• **GIVEN INSTRUCTION**
Convert the data into a Markdown table with the columns Row and Text. Begin at the first line of the data, stop after the line that contains "1084, 248, 1192]", number each row, and leave out any blank lines.

• **RECORDS FOR THIS EXERCISE**
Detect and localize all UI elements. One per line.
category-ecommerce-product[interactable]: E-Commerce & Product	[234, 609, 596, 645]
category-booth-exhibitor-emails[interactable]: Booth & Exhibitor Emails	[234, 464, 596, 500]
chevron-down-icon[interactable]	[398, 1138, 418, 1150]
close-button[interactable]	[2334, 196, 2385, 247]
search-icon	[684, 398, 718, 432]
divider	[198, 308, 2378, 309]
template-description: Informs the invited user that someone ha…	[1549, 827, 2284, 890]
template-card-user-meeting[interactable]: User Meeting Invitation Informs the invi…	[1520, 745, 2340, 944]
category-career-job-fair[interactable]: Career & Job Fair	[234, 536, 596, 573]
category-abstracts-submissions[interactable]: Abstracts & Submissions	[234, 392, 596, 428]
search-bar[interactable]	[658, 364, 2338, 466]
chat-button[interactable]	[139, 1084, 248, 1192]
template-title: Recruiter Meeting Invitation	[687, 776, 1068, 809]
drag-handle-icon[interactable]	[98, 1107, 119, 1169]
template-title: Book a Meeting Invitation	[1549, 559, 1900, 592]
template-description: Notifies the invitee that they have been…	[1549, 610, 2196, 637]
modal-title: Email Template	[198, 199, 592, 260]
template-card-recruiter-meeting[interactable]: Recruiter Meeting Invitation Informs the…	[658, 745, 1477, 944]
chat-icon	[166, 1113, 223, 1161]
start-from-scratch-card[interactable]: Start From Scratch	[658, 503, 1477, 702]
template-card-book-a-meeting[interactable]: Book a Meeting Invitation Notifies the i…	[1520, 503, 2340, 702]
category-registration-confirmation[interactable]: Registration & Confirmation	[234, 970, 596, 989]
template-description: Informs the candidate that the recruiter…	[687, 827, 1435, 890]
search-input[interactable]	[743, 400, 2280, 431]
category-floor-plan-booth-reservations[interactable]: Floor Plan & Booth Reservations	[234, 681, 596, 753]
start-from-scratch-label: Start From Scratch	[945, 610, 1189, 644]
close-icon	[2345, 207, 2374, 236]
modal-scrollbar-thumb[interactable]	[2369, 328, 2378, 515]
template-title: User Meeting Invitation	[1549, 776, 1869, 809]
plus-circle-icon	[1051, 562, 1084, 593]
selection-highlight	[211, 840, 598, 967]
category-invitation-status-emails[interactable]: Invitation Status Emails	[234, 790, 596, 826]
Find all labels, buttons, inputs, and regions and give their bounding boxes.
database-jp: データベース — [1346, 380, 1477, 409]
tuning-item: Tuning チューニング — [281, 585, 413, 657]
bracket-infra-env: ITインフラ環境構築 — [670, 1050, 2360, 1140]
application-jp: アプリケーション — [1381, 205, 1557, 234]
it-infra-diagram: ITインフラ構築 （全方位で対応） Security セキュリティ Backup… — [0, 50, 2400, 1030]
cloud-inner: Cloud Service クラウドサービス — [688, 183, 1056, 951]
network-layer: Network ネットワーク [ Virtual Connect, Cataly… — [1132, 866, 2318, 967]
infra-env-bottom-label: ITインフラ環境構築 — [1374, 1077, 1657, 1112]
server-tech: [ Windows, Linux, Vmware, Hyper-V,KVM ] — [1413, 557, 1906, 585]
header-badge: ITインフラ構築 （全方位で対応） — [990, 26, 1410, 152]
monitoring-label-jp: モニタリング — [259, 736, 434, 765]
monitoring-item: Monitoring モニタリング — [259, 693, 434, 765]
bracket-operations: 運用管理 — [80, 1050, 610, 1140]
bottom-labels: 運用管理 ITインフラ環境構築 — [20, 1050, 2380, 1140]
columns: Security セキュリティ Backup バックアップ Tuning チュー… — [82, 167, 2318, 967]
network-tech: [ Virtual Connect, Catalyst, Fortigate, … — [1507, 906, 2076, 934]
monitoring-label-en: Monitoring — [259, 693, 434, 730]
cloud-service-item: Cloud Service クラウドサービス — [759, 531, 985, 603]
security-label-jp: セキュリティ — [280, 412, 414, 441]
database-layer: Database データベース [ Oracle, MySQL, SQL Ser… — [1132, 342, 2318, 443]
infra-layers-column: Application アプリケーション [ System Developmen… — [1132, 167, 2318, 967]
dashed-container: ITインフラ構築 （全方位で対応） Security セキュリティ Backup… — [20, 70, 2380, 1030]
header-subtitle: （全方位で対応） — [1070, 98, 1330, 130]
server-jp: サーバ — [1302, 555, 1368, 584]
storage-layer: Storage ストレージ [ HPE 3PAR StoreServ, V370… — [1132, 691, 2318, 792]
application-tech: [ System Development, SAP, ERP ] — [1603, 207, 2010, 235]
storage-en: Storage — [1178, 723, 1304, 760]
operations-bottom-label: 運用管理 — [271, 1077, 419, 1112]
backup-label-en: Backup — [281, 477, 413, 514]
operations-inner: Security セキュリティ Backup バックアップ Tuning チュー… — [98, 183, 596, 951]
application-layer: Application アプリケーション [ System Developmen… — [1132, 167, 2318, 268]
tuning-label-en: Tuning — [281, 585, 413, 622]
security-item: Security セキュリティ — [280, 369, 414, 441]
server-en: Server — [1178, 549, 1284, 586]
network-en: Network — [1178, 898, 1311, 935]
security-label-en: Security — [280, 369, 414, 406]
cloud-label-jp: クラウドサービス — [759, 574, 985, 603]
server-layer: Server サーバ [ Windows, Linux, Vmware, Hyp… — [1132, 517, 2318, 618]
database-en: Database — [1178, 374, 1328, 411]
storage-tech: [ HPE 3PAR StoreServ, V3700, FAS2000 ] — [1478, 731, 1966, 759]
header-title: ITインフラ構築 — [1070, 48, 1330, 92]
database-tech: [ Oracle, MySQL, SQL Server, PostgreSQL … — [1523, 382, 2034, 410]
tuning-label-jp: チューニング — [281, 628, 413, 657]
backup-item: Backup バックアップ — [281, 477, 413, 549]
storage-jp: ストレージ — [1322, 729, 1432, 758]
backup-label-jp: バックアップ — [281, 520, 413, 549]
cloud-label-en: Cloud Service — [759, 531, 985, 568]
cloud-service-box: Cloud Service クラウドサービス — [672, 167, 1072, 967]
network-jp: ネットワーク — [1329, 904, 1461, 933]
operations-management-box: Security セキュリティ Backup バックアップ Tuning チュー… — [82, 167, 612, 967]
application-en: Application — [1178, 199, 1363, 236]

• **RESPONSE**
| Row | Text |
|---|---|
| 1 | Detect and localize all UI elements. One per line. |
| 2 | category-ecommerce-product[interactable]: E-Commerce & Product	[234, 609, 596, 645] |
| 3 | category-booth-exhibitor-emails[interactable]: Booth & Exhibitor Emails	[234, 464, 596, 500] |
| 4 | chevron-down-icon[interactable]	[398, 1138, 418, 1150] |
| 5 | close-button[interactable]	[2334, 196, 2385, 247] |
| 6 | search-icon	[684, 398, 718, 432] |
| 7 | divider	[198, 308, 2378, 309] |
| 8 | template-description: Informs the invited user that someone ha…	[1549, 827, 2284, 890] |
| 9 | template-card-user-meeting[interactable]: User Meeting Invitation Informs the invi…	[1520, 745, 2340, 944] |
| 10 | category-career-job-fair[interactable]: Career & Job Fair	[234, 536, 596, 573] |
| 11 | category-abstracts-submissions[interactable]: Abstracts & Submissions	[234, 392, 596, 428] |
| 12 | search-bar[interactable]	[658, 364, 2338, 466] |
| 13 | chat-button[interactable]	[139, 1084, 248, 1192] |